[Collected data]
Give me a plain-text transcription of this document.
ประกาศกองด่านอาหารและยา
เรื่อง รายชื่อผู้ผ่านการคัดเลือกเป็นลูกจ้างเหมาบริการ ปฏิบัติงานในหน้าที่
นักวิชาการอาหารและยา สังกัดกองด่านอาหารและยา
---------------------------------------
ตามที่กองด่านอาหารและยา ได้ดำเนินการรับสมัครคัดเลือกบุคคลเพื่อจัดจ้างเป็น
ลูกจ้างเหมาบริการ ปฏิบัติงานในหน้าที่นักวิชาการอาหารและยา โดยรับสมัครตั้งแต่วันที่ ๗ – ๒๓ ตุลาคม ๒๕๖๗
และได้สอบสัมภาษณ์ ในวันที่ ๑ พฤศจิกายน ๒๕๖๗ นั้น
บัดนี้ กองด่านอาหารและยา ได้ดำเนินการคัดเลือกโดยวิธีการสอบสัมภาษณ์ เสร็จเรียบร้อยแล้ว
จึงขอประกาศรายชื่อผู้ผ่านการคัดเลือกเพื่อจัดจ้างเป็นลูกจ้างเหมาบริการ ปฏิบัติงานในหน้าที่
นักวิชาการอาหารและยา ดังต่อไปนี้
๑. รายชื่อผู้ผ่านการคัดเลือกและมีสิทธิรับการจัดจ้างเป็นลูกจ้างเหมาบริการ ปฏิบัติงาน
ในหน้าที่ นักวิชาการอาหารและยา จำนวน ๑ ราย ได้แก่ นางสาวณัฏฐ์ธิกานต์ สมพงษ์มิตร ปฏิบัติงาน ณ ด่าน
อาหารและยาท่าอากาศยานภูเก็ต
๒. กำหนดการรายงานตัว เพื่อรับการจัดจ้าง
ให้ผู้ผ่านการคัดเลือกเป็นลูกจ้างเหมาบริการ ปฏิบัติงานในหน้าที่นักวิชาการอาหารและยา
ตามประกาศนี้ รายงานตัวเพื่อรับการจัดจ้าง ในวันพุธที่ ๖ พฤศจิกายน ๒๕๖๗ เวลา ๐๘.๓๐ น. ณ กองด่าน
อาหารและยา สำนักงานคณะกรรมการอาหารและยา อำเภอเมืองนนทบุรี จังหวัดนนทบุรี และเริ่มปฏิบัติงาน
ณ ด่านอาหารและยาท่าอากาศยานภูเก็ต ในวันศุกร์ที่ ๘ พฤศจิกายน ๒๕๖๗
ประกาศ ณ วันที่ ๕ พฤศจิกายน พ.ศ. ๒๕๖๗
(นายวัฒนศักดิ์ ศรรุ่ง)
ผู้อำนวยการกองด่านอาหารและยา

DIRECTION =
Reproduce the full listing exactly.

TASK SOLUTION =
Give me a plain-text transcription of this document.
ประกาศกองด่านอาหารและยา
เรื่อง รายชื่อผู้ผ่านการคัดเลือกเป็นลูกจ้างเหมาบริการ ปฏิบัติงานในหน้าที่
นักวิชาการอาหารและยา สังกัดกองด่านอาหารและยา
---------------------------------------
ตามที่กองด่านอาหารและยา ได้ดำเนินการรับสมัครคัดเลือกบุคคลเพื่อจัดจ้างเป็น
ลูกจ้างเหมาบริการ ปฏิบัติงานในหน้าที่นักวิชาการอาหารและยา โดยรับสมัครตั้งแต่วันที่ ๗ – ๒๓ ตุลาคม ๒๕๖๗
และได้สอบสัมภาษณ์ ในวันที่ ๑ พฤศจิกายน ๒๕๖๗ นั้น
บัดนี้ กองด่านอาหารและยา ได้ดำเนินการคัดเลือกโดยวิธีการสอบสัมภาษณ์ เสร็จเรียบร้อยแล้ว
จึงขอประกาศรายชื่อผู้ผ่านการคัดเลือกเพื่อจัดจ้างเป็นลูกจ้างเหมาบริการ ปฏิบัติงานในหน้าที่
นักวิชาการอาหารและยา ดังต่อไปนี้
๑. รายชื่อผู้ผ่านการคัดเลือกและมีสิทธิรับการจัดจ้างเป็นลูกจ้างเหมาบริการ ปฏิบัติงาน
ในหน้าที่ นักวิชาการอาหารและยา จำนวน ๑ ราย ได้แก่ นางสาวณัฏฐ์ธิกานต์ สมพงษ์มิตร ปฏิบัติงาน ณ ด่าน
อาหารและยาท่าอากาศยานภูเก็ต
๒. กำหนดการรายงานตัว เพื่อรับการจัดจ้าง
ให้ผู้ผ่านการคัดเลือกเป็นลูกจ้างเหมาบริการ ปฏิบัติงานในหน้าที่นักวิชาการอาหารและยา
ตามประกาศนี้ รายงานตัวเพื่อรับการจัดจ้าง ในวันพุธที่ ๖ พฤศจิกายน ๒๕๖๗ เวลา ๐๘.๓๐ น. ณ กองด่าน
อาหารและยา สำนักงานคณะกรรมการอาหารและยา อำเภอเมืองนนทบุรี จังหวัดนนทบุรี และเริ่มปฏิบัติงาน
ณ ด่านอาหารและยาท่าอากาศยานภูเก็ต ในวันศุกร์ที่ ๘ พฤศจิกายน ๒๕๖๗
ประกาศ ณ วันที่ ๕ พฤศจิกายน พ.ศ. ๒๕๖๗
(นายวัฒนศักดิ์ ศรรุ่ง)
ผู้อำนวยการกองด่านอาหารและยา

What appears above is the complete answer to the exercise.